_Objective_:
Each line below either holds the string "text" or doesn't. Count those that do and give only the number.

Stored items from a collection

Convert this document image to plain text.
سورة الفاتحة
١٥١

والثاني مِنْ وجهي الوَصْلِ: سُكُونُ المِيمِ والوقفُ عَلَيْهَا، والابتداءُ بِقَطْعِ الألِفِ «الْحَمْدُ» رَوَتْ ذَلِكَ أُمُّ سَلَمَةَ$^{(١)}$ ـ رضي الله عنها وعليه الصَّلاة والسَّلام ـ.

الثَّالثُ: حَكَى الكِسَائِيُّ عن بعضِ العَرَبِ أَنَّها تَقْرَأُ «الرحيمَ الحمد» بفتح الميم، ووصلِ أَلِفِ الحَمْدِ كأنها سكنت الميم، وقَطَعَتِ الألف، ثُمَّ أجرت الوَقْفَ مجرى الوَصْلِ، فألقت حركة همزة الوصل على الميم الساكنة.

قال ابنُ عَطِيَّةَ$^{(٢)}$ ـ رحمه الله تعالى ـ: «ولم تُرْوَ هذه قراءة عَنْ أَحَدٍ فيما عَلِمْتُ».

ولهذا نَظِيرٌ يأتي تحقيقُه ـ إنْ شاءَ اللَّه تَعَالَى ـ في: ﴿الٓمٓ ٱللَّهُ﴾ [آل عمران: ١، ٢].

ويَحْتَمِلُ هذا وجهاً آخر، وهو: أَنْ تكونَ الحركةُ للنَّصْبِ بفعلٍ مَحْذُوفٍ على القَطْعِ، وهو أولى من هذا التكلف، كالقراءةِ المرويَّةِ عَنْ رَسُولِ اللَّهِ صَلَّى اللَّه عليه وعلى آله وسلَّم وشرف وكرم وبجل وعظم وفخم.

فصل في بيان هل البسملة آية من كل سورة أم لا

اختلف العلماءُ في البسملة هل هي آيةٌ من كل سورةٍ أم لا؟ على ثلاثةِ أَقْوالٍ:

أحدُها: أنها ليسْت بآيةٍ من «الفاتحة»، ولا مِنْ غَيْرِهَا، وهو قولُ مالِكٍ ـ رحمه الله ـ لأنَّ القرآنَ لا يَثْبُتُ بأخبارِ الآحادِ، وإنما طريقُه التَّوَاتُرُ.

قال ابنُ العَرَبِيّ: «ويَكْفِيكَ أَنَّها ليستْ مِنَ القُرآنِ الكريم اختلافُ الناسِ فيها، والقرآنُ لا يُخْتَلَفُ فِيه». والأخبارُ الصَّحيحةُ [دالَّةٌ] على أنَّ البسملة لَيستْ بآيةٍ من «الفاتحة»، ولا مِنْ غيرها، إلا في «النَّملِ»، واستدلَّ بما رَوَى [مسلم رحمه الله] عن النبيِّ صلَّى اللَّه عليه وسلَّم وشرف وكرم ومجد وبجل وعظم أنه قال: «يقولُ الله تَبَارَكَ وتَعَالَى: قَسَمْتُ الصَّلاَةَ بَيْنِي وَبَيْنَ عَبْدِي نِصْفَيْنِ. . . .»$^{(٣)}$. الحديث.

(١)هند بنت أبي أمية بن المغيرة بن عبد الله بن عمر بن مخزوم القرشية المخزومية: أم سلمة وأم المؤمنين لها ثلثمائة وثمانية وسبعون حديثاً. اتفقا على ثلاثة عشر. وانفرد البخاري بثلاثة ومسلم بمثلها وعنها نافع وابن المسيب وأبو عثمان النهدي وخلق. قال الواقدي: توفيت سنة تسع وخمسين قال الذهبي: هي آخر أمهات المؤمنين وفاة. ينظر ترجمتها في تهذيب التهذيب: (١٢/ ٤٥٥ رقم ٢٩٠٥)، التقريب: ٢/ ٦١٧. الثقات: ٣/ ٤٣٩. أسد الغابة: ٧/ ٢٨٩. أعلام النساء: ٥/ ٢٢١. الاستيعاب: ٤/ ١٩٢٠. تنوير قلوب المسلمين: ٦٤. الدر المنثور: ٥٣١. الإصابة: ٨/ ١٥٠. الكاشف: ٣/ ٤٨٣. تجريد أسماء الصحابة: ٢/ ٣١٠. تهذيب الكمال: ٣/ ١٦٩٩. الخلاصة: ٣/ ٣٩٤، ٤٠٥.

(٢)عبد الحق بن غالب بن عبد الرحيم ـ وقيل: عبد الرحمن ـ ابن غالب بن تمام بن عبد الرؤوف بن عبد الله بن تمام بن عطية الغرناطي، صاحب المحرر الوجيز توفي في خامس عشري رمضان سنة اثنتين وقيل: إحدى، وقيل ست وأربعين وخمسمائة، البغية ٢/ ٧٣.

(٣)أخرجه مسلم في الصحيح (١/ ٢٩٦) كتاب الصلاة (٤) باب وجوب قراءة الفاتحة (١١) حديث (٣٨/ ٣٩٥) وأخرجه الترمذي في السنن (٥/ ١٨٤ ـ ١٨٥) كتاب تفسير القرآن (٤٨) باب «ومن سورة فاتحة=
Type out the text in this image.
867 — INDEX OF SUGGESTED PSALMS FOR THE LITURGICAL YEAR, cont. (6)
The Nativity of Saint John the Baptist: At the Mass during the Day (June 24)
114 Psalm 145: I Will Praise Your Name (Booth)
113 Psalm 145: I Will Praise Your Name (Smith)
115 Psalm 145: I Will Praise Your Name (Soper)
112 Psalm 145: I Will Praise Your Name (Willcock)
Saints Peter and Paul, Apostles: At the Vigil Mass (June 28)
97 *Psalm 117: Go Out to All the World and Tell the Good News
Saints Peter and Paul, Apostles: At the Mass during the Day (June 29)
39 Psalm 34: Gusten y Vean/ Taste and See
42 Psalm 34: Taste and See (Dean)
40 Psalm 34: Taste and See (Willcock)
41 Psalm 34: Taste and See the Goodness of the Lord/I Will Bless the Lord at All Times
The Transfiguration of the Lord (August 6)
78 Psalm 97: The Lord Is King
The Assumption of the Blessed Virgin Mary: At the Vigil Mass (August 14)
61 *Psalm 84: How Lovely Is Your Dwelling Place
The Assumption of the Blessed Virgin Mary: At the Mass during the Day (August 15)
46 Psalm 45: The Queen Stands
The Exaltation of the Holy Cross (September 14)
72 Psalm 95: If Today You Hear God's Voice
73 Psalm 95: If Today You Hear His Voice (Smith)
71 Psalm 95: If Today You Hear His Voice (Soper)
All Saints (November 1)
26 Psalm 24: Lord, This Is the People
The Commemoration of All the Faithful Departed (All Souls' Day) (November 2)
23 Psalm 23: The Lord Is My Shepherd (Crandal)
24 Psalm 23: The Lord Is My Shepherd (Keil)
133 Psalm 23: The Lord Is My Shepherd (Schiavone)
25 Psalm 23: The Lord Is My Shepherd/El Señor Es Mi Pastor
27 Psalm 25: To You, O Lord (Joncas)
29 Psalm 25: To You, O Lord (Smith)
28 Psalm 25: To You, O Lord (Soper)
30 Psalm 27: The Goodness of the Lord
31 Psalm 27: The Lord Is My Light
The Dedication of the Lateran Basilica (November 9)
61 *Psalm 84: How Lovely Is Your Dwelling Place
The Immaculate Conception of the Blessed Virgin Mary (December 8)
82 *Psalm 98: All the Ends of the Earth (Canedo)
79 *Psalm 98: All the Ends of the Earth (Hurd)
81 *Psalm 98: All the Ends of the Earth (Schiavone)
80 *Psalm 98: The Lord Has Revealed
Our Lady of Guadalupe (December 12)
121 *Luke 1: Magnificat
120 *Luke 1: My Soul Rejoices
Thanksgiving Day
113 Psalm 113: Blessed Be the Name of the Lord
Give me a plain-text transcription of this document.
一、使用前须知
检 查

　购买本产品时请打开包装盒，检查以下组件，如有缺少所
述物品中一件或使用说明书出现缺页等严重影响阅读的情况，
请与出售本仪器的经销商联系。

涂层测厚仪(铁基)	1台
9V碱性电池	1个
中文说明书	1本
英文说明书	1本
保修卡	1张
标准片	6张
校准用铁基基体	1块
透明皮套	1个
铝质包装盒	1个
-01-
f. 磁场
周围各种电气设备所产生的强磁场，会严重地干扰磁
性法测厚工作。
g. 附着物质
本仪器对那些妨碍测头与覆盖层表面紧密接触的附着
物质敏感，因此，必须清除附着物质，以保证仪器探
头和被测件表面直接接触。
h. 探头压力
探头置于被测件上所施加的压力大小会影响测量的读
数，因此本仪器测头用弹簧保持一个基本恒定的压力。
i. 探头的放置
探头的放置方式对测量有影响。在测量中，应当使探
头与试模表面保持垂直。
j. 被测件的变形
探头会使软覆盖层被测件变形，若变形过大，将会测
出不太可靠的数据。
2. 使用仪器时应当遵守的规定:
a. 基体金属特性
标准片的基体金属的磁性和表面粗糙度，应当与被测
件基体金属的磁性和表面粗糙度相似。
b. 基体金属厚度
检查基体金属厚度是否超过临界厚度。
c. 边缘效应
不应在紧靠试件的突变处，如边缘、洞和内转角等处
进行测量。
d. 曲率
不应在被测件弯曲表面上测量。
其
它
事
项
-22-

_The solution_:
3